Reproduce everything from the line containing "menu-xss[interactable]: XSS ▼" down to the line containing "next-level-button[interactable]: 前往第六关：前尘傀儡 (454, 357, 662, 397)", with both of those lines included, and repeat them exactly.

(ENTRIES PROVIDED)
** begin **

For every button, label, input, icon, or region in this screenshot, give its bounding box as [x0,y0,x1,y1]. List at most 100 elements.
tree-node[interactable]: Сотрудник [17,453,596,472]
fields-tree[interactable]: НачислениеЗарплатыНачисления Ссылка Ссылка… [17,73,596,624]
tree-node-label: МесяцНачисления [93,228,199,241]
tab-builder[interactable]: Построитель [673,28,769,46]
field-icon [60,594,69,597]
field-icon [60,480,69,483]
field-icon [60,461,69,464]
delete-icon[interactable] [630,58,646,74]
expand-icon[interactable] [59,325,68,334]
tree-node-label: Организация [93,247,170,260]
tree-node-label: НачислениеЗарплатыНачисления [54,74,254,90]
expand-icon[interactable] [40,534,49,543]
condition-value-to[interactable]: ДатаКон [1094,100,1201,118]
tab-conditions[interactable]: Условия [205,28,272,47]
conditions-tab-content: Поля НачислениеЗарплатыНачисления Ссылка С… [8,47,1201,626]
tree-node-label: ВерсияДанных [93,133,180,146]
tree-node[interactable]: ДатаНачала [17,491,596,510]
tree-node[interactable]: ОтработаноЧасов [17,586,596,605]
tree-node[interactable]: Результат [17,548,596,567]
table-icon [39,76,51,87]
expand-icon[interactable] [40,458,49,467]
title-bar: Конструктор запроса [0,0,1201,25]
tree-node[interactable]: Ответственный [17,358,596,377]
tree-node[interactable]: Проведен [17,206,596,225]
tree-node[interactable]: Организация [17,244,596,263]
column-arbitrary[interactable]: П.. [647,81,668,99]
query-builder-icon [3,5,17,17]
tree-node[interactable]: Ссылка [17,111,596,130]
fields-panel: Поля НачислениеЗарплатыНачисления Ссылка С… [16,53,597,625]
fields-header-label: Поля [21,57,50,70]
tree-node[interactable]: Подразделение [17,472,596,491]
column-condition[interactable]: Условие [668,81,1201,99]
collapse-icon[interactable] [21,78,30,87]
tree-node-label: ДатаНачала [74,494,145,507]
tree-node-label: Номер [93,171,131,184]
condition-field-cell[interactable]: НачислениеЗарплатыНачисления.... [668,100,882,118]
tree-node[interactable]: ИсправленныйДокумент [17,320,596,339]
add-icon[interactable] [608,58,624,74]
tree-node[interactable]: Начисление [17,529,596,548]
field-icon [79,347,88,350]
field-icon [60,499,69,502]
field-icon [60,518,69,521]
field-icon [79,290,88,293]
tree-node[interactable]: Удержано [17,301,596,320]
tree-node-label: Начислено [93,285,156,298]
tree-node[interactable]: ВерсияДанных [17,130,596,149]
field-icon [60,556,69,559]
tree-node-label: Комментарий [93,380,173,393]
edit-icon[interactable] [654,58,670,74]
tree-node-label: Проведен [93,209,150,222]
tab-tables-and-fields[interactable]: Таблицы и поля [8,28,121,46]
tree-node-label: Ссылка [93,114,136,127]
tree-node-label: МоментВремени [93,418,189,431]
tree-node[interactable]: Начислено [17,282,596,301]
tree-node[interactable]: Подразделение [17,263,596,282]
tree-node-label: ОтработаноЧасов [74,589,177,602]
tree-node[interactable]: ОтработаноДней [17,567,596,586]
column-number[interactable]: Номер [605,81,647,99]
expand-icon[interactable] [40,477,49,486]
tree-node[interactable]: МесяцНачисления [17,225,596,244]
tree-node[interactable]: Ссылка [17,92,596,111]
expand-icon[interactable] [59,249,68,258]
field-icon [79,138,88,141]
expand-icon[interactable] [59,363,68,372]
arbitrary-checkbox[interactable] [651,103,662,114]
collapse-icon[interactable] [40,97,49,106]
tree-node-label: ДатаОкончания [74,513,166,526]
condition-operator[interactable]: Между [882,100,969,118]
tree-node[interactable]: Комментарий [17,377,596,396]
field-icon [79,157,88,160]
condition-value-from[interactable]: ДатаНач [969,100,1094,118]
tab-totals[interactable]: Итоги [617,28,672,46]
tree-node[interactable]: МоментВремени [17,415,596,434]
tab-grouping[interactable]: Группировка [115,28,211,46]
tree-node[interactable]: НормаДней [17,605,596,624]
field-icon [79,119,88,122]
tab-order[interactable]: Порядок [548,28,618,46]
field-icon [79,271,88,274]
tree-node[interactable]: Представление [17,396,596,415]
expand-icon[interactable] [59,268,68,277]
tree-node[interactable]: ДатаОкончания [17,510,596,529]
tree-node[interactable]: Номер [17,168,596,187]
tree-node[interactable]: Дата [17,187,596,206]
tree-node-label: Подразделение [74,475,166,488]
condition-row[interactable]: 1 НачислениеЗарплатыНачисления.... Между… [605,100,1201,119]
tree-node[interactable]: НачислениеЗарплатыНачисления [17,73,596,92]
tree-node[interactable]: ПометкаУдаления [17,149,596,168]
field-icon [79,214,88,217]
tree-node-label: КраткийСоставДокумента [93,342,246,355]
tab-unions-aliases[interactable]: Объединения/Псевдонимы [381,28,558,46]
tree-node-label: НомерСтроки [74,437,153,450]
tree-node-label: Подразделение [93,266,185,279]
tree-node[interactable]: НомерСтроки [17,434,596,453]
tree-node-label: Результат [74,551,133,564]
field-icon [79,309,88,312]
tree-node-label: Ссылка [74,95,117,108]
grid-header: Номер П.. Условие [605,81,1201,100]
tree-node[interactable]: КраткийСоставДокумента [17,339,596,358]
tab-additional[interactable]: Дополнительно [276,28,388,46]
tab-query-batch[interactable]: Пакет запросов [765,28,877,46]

** end **
** begin **

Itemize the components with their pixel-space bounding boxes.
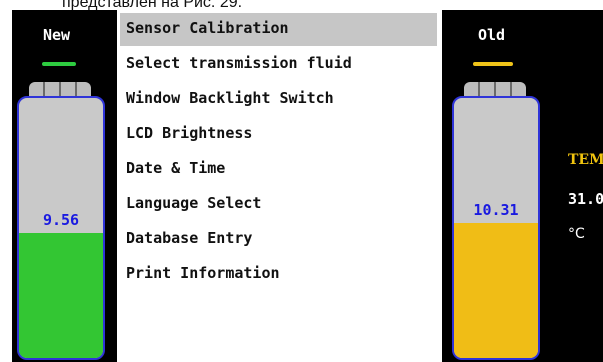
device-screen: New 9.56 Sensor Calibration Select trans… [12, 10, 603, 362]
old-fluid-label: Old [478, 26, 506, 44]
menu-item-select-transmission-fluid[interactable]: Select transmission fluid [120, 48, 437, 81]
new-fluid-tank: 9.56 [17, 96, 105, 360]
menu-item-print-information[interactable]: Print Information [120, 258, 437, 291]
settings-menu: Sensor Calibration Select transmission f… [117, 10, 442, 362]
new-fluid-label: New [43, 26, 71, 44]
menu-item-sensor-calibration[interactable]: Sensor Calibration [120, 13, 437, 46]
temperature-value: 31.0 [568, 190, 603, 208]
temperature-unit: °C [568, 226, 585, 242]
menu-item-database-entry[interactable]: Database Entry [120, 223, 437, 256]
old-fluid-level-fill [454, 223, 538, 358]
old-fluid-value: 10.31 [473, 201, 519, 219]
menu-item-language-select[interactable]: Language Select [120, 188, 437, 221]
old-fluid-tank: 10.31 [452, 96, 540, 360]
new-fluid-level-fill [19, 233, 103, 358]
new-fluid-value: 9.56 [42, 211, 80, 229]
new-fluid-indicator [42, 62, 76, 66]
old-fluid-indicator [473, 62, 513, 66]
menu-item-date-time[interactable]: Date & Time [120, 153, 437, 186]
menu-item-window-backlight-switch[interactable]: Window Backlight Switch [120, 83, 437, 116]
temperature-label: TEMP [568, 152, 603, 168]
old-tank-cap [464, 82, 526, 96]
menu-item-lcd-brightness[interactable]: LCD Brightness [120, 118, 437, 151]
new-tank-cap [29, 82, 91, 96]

** end **
** begin **

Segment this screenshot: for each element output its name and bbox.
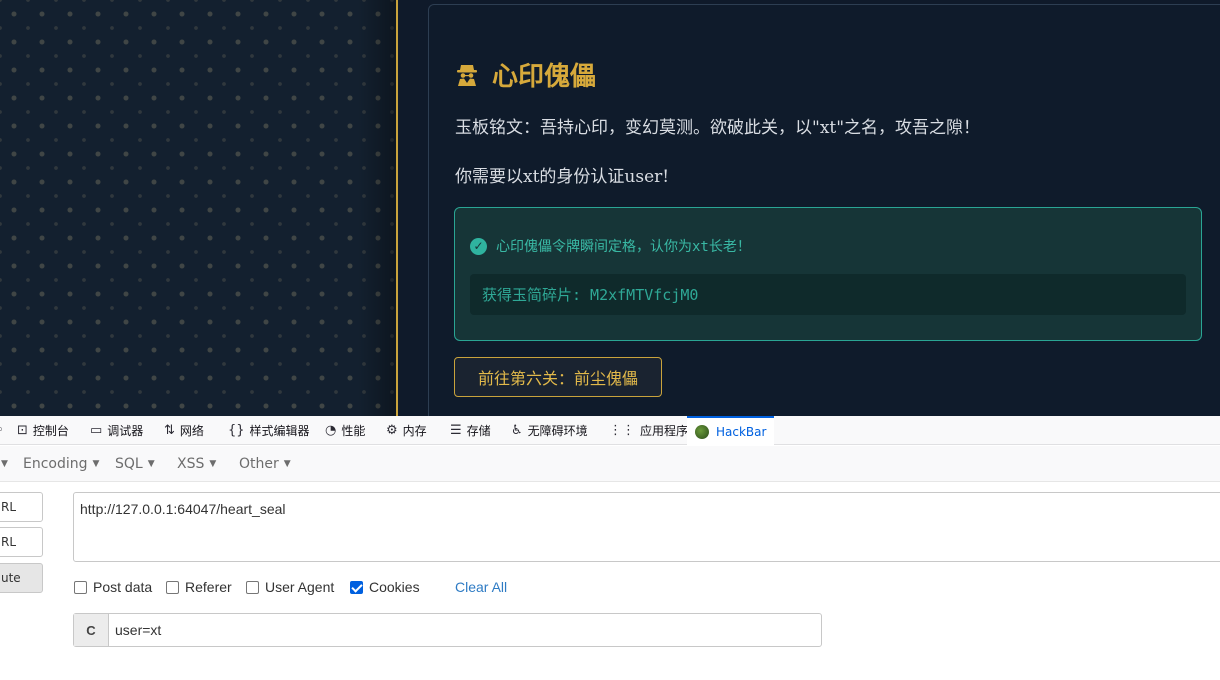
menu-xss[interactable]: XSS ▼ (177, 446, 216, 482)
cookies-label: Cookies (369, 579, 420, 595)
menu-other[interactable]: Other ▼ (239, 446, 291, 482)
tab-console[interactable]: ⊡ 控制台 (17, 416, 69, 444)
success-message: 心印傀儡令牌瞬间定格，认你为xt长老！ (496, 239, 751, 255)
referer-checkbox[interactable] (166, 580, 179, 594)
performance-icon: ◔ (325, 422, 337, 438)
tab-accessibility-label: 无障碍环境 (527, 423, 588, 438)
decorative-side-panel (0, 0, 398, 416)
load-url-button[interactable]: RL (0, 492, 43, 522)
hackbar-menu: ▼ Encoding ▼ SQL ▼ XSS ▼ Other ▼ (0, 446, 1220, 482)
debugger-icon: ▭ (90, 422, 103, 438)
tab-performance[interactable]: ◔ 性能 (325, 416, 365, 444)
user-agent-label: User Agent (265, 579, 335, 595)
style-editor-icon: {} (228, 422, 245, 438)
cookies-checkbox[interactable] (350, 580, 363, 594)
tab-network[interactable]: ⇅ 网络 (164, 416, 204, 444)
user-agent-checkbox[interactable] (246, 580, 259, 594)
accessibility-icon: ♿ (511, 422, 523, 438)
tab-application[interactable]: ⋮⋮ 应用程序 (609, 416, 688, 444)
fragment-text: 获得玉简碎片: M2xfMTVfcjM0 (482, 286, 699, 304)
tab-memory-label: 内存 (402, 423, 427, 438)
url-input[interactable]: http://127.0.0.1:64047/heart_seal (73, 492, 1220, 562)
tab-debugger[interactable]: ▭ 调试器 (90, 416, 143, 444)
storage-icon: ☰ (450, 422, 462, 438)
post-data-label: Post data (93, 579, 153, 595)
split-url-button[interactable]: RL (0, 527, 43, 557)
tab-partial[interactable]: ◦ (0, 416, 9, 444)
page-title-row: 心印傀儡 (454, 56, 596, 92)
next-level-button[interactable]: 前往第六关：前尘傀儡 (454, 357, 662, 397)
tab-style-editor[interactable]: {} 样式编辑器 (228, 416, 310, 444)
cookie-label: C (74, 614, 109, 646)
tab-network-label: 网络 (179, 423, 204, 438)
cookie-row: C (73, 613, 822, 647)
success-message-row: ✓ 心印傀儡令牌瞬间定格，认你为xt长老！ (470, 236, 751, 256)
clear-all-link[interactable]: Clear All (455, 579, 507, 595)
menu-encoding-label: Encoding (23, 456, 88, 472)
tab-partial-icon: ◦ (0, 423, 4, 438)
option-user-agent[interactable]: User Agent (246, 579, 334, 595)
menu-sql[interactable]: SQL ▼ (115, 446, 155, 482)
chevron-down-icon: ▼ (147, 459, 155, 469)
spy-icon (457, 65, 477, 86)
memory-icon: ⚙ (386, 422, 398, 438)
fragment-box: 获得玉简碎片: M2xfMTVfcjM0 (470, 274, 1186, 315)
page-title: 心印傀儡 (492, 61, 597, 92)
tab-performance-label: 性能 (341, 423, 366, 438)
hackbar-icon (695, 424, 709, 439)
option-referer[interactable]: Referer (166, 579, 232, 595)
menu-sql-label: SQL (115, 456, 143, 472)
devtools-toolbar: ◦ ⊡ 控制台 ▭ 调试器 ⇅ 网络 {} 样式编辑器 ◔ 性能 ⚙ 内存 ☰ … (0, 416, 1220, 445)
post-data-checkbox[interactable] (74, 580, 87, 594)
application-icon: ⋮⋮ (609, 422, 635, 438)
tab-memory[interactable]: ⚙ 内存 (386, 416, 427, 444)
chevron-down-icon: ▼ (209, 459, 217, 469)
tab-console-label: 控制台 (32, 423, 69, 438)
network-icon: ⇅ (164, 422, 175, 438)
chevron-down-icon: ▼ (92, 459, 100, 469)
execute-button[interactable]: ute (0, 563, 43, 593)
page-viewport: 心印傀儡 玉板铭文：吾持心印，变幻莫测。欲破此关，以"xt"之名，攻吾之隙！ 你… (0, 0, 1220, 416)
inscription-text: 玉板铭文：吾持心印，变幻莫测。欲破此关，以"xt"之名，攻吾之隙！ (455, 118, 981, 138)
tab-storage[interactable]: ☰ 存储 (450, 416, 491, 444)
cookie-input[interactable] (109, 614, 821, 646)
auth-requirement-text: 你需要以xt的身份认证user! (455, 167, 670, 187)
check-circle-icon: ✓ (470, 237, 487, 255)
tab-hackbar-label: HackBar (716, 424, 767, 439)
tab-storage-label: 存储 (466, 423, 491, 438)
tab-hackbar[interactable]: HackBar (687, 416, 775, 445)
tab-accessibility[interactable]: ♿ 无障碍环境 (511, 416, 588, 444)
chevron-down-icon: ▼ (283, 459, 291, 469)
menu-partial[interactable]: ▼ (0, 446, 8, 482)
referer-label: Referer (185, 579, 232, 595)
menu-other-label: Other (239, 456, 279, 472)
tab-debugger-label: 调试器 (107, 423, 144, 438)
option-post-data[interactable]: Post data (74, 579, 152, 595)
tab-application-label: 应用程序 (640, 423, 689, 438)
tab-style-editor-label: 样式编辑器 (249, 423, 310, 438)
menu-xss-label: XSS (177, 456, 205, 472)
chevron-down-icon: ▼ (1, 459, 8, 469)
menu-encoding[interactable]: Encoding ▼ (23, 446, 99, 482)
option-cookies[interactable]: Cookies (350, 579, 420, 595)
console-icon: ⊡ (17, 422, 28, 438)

** end **

(ANSWER TO THE EXERCISE)
menu-xss[interactable]: XSS ▼ (177, 446, 216, 482)
cookies-label: Cookies (369, 579, 420, 595)
menu-other[interactable]: Other ▼ (239, 446, 291, 482)
tab-console[interactable]: ⊡ 控制台 (17, 416, 69, 444)
success-message: 心印傀儡令牌瞬间定格，认你为xt长老！ (496, 239, 751, 255)
referer-checkbox[interactable] (166, 580, 179, 594)
performance-icon: ◔ (325, 422, 337, 438)
tab-accessibility-label: 无障碍环境 (527, 423, 588, 438)
decorative-side-panel (0, 0, 398, 416)
load-url-button[interactable]: RL (0, 492, 43, 522)
hackbar-menu: ▼ Encoding ▼ SQL ▼ XSS ▼ Other ▼ (0, 446, 1220, 482)
debugger-icon: ▭ (90, 422, 103, 438)
tab-performance[interactable]: ◔ 性能 (325, 416, 365, 444)
user-agent-label: User Agent (265, 579, 335, 595)
style-editor-icon: {} (228, 422, 245, 438)
cookies-checkbox[interactable] (350, 580, 363, 594)
tab-network[interactable]: ⇅ 网络 (164, 416, 204, 444)
user-agent-checkbox[interactable] (246, 580, 259, 594)
accessibility-icon: ♿ (511, 422, 523, 438)
tab-application[interactable]: ⋮⋮ 应用程序 (609, 416, 688, 444)
fragment-text: 获得玉简碎片: M2xfMTVfcjM0 (482, 286, 699, 304)
tab-memory-label: 内存 (402, 423, 427, 438)
url-input[interactable]: http://127.0.0.1:64047/heart_seal (73, 492, 1220, 562)
tab-debugger[interactable]: ▭ 调试器 (90, 416, 143, 444)
storage-icon: ☰ (450, 422, 462, 438)
post-data-label: Post data (93, 579, 153, 595)
split-url-button[interactable]: RL (0, 527, 43, 557)
tab-partial[interactable]: ◦ (0, 416, 9, 444)
page-title-row: 心印傀儡 (454, 56, 596, 92)
next-level-button[interactable]: 前往第六关：前尘傀儡 (454, 357, 662, 397)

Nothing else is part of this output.